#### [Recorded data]
........
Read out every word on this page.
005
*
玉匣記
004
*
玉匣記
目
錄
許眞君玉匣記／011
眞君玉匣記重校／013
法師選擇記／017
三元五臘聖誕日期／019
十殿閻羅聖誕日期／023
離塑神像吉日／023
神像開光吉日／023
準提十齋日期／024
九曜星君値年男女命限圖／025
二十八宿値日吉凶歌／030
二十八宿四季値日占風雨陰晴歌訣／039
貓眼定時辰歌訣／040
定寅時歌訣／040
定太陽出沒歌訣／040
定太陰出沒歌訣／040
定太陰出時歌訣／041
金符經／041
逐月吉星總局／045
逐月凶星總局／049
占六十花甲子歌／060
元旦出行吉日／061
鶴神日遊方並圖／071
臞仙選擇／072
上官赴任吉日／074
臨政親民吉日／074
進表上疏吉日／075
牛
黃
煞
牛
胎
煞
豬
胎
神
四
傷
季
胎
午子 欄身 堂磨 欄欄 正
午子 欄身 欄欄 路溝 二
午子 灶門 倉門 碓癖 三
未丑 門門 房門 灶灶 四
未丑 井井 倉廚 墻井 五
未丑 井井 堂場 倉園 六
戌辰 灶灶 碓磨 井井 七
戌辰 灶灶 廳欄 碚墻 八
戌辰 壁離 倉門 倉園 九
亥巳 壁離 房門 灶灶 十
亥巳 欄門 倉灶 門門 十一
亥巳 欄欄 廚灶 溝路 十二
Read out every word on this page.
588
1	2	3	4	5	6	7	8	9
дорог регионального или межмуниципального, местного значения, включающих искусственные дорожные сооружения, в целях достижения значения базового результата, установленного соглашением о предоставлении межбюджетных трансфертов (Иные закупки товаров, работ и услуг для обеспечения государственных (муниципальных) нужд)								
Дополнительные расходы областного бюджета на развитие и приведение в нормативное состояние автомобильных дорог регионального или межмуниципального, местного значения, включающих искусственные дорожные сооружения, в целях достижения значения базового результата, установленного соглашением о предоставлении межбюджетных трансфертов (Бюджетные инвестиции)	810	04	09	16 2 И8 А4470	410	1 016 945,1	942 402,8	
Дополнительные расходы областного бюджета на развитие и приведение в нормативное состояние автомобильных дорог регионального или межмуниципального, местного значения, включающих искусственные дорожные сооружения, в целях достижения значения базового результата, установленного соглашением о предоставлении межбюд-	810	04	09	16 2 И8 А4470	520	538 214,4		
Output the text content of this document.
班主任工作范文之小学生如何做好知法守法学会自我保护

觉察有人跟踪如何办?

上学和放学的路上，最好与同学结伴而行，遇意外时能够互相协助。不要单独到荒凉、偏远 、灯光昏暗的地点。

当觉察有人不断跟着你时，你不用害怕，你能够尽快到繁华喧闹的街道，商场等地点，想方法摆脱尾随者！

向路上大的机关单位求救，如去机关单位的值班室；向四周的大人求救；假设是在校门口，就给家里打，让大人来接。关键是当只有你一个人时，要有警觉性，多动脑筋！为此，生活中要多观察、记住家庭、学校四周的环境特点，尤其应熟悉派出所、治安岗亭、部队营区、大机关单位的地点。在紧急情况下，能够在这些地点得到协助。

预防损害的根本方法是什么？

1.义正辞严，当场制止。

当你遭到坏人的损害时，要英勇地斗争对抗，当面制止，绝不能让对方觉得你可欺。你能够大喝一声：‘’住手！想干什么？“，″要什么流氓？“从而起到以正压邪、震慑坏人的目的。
........
#### [Work to do]
Write the listing out again, exactly as it reads.

#### [Correct output]
Read out every word on this page.
005
*
玉匣記
004
*
玉匣記
目
錄
許眞君玉匣記／011
眞君玉匣記重校／013
法師選擇記／017
三元五臘聖誕日期／019
十殿閻羅聖誕日期／023
離塑神像吉日／023
神像開光吉日／023
準提十齋日期／024
九曜星君値年男女命限圖／025
二十八宿値日吉凶歌／030
二十八宿四季値日占風雨陰晴歌訣／039
貓眼定時辰歌訣／040
定寅時歌訣／040
定太陽出沒歌訣／040
定太陰出沒歌訣／040
定太陰出時歌訣／041
金符經／041
逐月吉星總局／045
逐月凶星總局／049
占六十花甲子歌／060
元旦出行吉日／061
鶴神日遊方並圖／071
臞仙選擇／072
上官赴任吉日／074
臨政親民吉日／074
進表上疏吉日／075
牛
黃
煞
牛
胎
煞
豬
胎
神
四
傷
季
胎
午子 欄身 堂磨 欄欄 正
午子 欄身 欄欄 路溝 二
午子 灶門 倉門 碓癖 三
未丑 門門 房門 灶灶 四
未丑 井井 倉廚 墻井 五
未丑 井井 堂場 倉園 六
戌辰 灶灶 碓磨 井井 七
戌辰 灶灶 廳欄 碚墻 八
戌辰 壁離 倉門 倉園 九
亥巳 壁離 房門 灶灶 十
亥巳 欄門 倉灶 門門 十一
亥巳 欄欄 廚灶 溝路 十二
Read out every word on this page.
588
1	2	3	4	5	6	7	8	9
дорог регионального или межмуниципального, местного значения, включающих искусственные дорожные сооружения, в целях достижения значения базового результата, установленного соглашением о предоставлении межбюджетных трансфертов (Иные закупки товаров, работ и услуг для обеспечения государственных (муниципальных) нужд)								
Дополнительные расходы областного бюджета на развитие и приведение в нормативное состояние автомобильных дорог регионального или межмуниципального, местного значения, включающих искусственные дорожные сооружения, в целях достижения значения базового результата, установленного соглашением о предоставлении межбюджетных трансфертов (Бюджетные инвестиции)	810	04	09	16 2 И8 А4470	410	1 016 945,1	942 402,8	
Дополнительные расходы областного бюджета на развитие и приведение в нормативное состояние автомобильных дорог регионального или межмуниципального, местного значения, включающих искусственные дорожные сооружения, в целях достижения значения базового результата, установленного соглашением о предоставлении межбюд-	810	04	09	16 2 И8 А4470	520	538 214,4		
Output the text content of this document.
班主任工作范文之小学生如何做好知法守法学会自我保护

觉察有人跟踪如何办?

上学和放学的路上，最好与同学结伴而行，遇意外时能够互相协助。不要单独到荒凉、偏远 、灯光昏暗的地点。

当觉察有人不断跟着你时，你不用害怕，你能够尽快到繁华喧闹的街道，商场等地点，想方法摆脱尾随者！

向路上大的机关单位求救，如去机关单位的值班室；向四周的大人求救；假设是在校门口，就给家里打，让大人来接。关键是当只有你一个人时，要有警觉性，多动脑筋！为此，生活中要多观察、记住家庭、学校四周的环境特点，尤其应熟悉派出所、治安岗亭、部队营区、大机关单位的地点。在紧急情况下，能够在这些地点得到协助。

预防损害的根本方法是什么？

1.义正辞严，当场制止。

当你遭到坏人的损害时，要英勇地斗争对抗，当面制止，绝不能让对方觉得你可欺。你能够大喝一声：‘’住手！想干什么？“，″要什么流氓？“从而起到以正压邪、震慑坏人的目的。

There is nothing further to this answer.